*Data listing*:

══════════════════════════════

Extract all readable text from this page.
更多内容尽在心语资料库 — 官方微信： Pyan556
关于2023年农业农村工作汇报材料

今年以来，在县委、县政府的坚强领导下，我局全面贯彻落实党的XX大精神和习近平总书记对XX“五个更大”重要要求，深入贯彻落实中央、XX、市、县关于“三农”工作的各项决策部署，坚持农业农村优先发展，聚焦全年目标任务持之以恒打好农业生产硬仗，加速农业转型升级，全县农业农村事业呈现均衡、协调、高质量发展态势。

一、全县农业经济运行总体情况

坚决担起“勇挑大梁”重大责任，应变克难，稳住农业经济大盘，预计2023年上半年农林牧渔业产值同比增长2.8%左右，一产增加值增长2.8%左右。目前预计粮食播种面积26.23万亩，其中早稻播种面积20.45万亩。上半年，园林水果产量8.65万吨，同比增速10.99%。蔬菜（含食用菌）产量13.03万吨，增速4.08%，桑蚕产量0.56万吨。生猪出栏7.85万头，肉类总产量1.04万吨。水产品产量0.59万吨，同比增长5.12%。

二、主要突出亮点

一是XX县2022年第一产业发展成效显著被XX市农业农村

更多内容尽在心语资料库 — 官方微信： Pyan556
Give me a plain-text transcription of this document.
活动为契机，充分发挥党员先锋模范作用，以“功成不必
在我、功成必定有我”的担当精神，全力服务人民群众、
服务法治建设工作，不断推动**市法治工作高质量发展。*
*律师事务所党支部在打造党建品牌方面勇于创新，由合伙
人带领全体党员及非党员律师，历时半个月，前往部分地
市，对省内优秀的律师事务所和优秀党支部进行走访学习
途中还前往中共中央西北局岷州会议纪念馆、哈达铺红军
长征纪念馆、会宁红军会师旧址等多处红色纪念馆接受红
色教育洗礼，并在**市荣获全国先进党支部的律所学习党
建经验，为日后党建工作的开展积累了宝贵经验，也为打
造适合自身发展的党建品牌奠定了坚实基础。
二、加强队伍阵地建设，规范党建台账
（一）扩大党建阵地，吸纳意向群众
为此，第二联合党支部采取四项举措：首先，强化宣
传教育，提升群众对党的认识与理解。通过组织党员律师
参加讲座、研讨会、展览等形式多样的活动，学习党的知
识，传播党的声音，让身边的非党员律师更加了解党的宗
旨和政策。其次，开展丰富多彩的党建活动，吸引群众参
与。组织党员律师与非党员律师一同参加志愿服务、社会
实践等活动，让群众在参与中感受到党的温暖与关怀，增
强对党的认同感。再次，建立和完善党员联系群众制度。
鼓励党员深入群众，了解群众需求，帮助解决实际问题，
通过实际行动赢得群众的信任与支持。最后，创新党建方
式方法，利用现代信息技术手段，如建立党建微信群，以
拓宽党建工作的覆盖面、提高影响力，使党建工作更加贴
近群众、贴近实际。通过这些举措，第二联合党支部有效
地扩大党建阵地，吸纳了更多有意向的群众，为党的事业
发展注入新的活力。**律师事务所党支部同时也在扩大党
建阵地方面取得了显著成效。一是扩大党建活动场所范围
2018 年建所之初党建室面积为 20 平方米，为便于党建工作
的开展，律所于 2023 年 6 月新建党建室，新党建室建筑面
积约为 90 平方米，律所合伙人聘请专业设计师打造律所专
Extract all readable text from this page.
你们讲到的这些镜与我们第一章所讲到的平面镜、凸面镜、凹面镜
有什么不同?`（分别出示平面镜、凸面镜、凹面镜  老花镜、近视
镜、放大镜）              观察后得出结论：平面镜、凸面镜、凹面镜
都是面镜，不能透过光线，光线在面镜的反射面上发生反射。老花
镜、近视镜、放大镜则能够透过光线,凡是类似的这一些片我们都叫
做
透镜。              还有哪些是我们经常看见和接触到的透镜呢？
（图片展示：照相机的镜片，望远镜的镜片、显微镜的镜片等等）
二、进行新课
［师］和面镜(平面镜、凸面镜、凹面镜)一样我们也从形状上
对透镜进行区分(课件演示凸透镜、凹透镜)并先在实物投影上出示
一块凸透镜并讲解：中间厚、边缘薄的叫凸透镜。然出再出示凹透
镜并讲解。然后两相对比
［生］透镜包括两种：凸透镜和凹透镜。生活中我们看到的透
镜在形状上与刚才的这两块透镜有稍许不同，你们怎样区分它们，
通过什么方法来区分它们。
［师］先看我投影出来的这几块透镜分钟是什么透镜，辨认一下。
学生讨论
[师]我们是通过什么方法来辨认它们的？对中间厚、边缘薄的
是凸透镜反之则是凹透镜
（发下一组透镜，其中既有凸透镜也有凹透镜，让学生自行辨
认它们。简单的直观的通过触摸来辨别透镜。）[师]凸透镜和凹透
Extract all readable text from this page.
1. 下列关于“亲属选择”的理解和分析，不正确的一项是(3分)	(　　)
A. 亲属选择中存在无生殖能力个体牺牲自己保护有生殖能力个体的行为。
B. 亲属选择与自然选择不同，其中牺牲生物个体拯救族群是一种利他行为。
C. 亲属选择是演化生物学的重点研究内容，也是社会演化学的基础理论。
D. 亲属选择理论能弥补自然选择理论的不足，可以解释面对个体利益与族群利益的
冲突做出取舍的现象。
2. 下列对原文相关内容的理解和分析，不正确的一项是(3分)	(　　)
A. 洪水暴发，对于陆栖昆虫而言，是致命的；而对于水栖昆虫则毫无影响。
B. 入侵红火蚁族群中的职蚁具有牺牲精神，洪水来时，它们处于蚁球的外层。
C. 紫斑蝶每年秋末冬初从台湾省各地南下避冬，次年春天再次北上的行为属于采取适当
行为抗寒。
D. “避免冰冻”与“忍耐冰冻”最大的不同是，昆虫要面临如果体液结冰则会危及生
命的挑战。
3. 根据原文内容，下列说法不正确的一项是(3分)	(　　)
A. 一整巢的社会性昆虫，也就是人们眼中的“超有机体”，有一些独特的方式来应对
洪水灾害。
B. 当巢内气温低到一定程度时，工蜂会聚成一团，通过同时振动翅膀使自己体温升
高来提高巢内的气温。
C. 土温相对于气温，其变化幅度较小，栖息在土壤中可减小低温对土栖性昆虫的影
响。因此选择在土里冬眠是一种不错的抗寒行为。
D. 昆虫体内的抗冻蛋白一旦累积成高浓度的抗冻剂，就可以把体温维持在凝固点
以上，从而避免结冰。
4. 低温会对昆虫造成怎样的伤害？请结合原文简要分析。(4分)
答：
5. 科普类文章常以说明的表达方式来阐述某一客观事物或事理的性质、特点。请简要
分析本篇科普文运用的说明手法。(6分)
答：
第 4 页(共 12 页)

══════════════════════════════

*WHAT IS NEEDED*:
Word for word, restate all of the data shown above.

*RESPONSE*:
Extract all readable text from this page.
更多内容尽在心语资料库 — 官方微信： Pyan556
关于2023年农业农村工作汇报材料

今年以来，在县委、县政府的坚强领导下，我局全面贯彻落实党的XX大精神和习近平总书记对XX“五个更大”重要要求，深入贯彻落实中央、XX、市、县关于“三农”工作的各项决策部署，坚持农业农村优先发展，聚焦全年目标任务持之以恒打好农业生产硬仗，加速农业转型升级，全县农业农村事业呈现均衡、协调、高质量发展态势。

一、全县农业经济运行总体情况

坚决担起“勇挑大梁”重大责任，应变克难，稳住农业经济大盘，预计2023年上半年农林牧渔业产值同比增长2.8%左右，一产增加值增长2.8%左右。目前预计粮食播种面积26.23万亩，其中早稻播种面积20.45万亩。上半年，园林水果产量8.65万吨，同比增速10.99%。蔬菜（含食用菌）产量13.03万吨，增速4.08%，桑蚕产量0.56万吨。生猪出栏7.85万头，肉类总产量1.04万吨。水产品产量0.59万吨，同比增长5.12%。

二、主要突出亮点

一是XX县2022年第一产业发展成效显著被XX市农业农村

更多内容尽在心语资料库 — 官方微信： Pyan556
Give me a plain-text transcription of this document.
活动为契机，充分发挥党员先锋模范作用，以“功成不必
在我、功成必定有我”的担当精神，全力服务人民群众、
服务法治建设工作，不断推动**市法治工作高质量发展。*
*律师事务所党支部在打造党建品牌方面勇于创新，由合伙
人带领全体党员及非党员律师，历时半个月，前往部分地
市，对省内优秀的律师事务所和优秀党支部进行走访学习
途中还前往中共中央西北局岷州会议纪念馆、哈达铺红军
长征纪念馆、会宁红军会师旧址等多处红色纪念馆接受红
色教育洗礼，并在**市荣获全国先进党支部的律所学习党
建经验，为日后党建工作的开展积累了宝贵经验，也为打
造适合自身发展的党建品牌奠定了坚实基础。
二、加强队伍阵地建设，规范党建台账
（一）扩大党建阵地，吸纳意向群众
为此，第二联合党支部采取四项举措：首先，强化宣
传教育，提升群众对党的认识与理解。通过组织党员律师
参加讲座、研讨会、展览等形式多样的活动，学习党的知
识，传播党的声音，让身边的非党员律师更加了解党的宗
旨和政策。其次，开展丰富多彩的党建活动，吸引群众参
与。组织党员律师与非党员律师一同参加志愿服务、社会
实践等活动，让群众在参与中感受到党的温暖与关怀，增
强对党的认同感。再次，建立和完善党员联系群众制度。
鼓励党员深入群众，了解群众需求，帮助解决实际问题，
通过实际行动赢得群众的信任与支持。最后，创新党建方
式方法，利用现代信息技术手段，如建立党建微信群，以
拓宽党建工作的覆盖面、提高影响力，使党建工作更加贴
近群众、贴近实际。通过这些举措，第二联合党支部有效
地扩大党建阵地，吸纳了更多有意向的群众，为党的事业
发展注入新的活力。**律师事务所党支部同时也在扩大党
建阵地方面取得了显著成效。一是扩大党建活动场所范围
2018 年建所之初党建室面积为 20 平方米，为便于党建工作
的开展，律所于 2023 年 6 月新建党建室，新党建室建筑面
积约为 90 平方米，律所合伙人聘请专业设计师打造律所专
Extract all readable text from this page.
你们讲到的这些镜与我们第一章所讲到的平面镜、凸面镜、凹面镜
有什么不同?`（分别出示平面镜、凸面镜、凹面镜  老花镜、近视
镜、放大镜）              观察后得出结论：平面镜、凸面镜、凹面镜
都是面镜，不能透过光线，光线在面镜的反射面上发生反射。老花
镜、近视镜、放大镜则能够透过光线,凡是类似的这一些片我们都叫
做
透镜。              还有哪些是我们经常看见和接触到的透镜呢？
（图片展示：照相机的镜片，望远镜的镜片、显微镜的镜片等等）
二、进行新课
［师］和面镜(平面镜、凸面镜、凹面镜)一样我们也从形状上
对透镜进行区分(课件演示凸透镜、凹透镜)并先在实物投影上出示
一块凸透镜并讲解：中间厚、边缘薄的叫凸透镜。然出再出示凹透
镜并讲解。然后两相对比
［生］透镜包括两种：凸透镜和凹透镜。生活中我们看到的透
镜在形状上与刚才的这两块透镜有稍许不同，你们怎样区分它们，
通过什么方法来区分它们。
［师］先看我投影出来的这几块透镜分钟是什么透镜，辨认一下。
学生讨论
[师]我们是通过什么方法来辨认它们的？对中间厚、边缘薄的
是凸透镜反之则是凹透镜
（发下一组透镜，其中既有凸透镜也有凹透镜，让学生自行辨
认它们。简单的直观的通过触摸来辨别透镜。）[师]凸透镜和凹透
Extract all readable text from this page.
1. 下列关于“亲属选择”的理解和分析，不正确的一项是(3分)	(　　)
A. 亲属选择中存在无生殖能力个体牺牲自己保护有生殖能力个体的行为。
B. 亲属选择与自然选择不同，其中牺牲生物个体拯救族群是一种利他行为。
C. 亲属选择是演化生物学的重点研究内容，也是社会演化学的基础理论。
D. 亲属选择理论能弥补自然选择理论的不足，可以解释面对个体利益与族群利益的
冲突做出取舍的现象。
2. 下列对原文相关内容的理解和分析，不正确的一项是(3分)	(　　)
A. 洪水暴发，对于陆栖昆虫而言，是致命的；而对于水栖昆虫则毫无影响。
B. 入侵红火蚁族群中的职蚁具有牺牲精神，洪水来时，它们处于蚁球的外层。
C. 紫斑蝶每年秋末冬初从台湾省各地南下避冬，次年春天再次北上的行为属于采取适当
行为抗寒。
D. “避免冰冻”与“忍耐冰冻”最大的不同是，昆虫要面临如果体液结冰则会危及生
命的挑战。
3. 根据原文内容，下列说法不正确的一项是(3分)	(　　)
A. 一整巢的社会性昆虫，也就是人们眼中的“超有机体”，有一些独特的方式来应对
洪水灾害。
B. 当巢内气温低到一定程度时，工蜂会聚成一团，通过同时振动翅膀使自己体温升
高来提高巢内的气温。
C. 土温相对于气温，其变化幅度较小，栖息在土壤中可减小低温对土栖性昆虫的影
响。因此选择在土里冬眠是一种不错的抗寒行为。
D. 昆虫体内的抗冻蛋白一旦累积成高浓度的抗冻剂，就可以把体温维持在凝固点
以上，从而避免结冰。
4. 低温会对昆虫造成怎样的伤害？请结合原文简要分析。(4分)
答：
5. 科普类文章常以说明的表达方式来阐述某一客观事物或事理的性质、特点。请简要
分析本篇科普文运用的说明手法。(6分)
答：
第 4 页(共 12 页)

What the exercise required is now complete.